**DATA FOR ANALYSIS**
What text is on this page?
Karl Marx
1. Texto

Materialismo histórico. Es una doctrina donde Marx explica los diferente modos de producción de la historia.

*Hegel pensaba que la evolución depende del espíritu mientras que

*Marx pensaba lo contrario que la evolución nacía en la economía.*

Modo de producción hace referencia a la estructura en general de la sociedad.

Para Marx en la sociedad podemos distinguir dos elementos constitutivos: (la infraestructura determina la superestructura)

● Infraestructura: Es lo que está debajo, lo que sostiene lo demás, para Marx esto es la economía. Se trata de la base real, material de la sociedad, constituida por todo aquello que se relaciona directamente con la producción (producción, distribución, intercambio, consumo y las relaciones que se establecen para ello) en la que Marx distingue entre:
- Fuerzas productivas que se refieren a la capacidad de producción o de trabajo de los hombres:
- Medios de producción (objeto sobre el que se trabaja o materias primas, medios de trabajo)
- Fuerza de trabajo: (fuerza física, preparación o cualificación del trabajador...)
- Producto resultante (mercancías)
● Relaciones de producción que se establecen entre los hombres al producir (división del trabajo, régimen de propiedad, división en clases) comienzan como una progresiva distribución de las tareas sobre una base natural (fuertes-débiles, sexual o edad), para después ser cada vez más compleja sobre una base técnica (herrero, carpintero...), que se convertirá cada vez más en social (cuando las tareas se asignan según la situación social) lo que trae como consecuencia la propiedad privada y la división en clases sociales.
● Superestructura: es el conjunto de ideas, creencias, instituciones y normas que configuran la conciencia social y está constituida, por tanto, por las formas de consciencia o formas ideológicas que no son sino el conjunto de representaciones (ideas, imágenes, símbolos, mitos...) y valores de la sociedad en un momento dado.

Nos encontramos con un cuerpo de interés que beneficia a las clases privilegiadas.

**PROMPT**
Using the listing above, please repeat every entry exactly.

**THE ANSWER**
What text is on this page?
Karl Marx
1. Texto

Materialismo histórico. Es una doctrina donde Marx explica los diferente modos de producción de la historia.

*Hegel pensaba que la evolución depende del espíritu mientras que

*Marx pensaba lo contrario que la evolución nacía en la economía.*

Modo de producción hace referencia a la estructura en general de la sociedad.

Para Marx en la sociedad podemos distinguir dos elementos constitutivos: (la infraestructura determina la superestructura)

● Infraestructura: Es lo que está debajo, lo que sostiene lo demás, para Marx esto es la economía. Se trata de la base real, material de la sociedad, constituida por todo aquello que se relaciona directamente con la producción (producción, distribución, intercambio, consumo y las relaciones que se establecen para ello) en la que Marx distingue entre:
- Fuerzas productivas que se refieren a la capacidad de producción o de trabajo de los hombres:
- Medios de producción (objeto sobre el que se trabaja o materias primas, medios de trabajo)
- Fuerza de trabajo: (fuerza física, preparación o cualificación del trabajador...)
- Producto resultante (mercancías)
● Relaciones de producción que se establecen entre los hombres al producir (división del trabajo, régimen de propiedad, división en clases) comienzan como una progresiva distribución de las tareas sobre una base natural (fuertes-débiles, sexual o edad), para después ser cada vez más compleja sobre una base técnica (herrero, carpintero...), que se convertirá cada vez más en social (cuando las tareas se asignan según la situación social) lo que trae como consecuencia la propiedad privada y la división en clases sociales.
● Superestructura: es el conjunto de ideas, creencias, instituciones y normas que configuran la conciencia social y está constituida, por tanto, por las formas de consciencia o formas ideológicas que no son sino el conjunto de representaciones (ideas, imágenes, símbolos, mitos...) y valores de la sociedad en un momento dado.

Nos encontramos con un cuerpo de interés que beneficia a las clases privilegiadas.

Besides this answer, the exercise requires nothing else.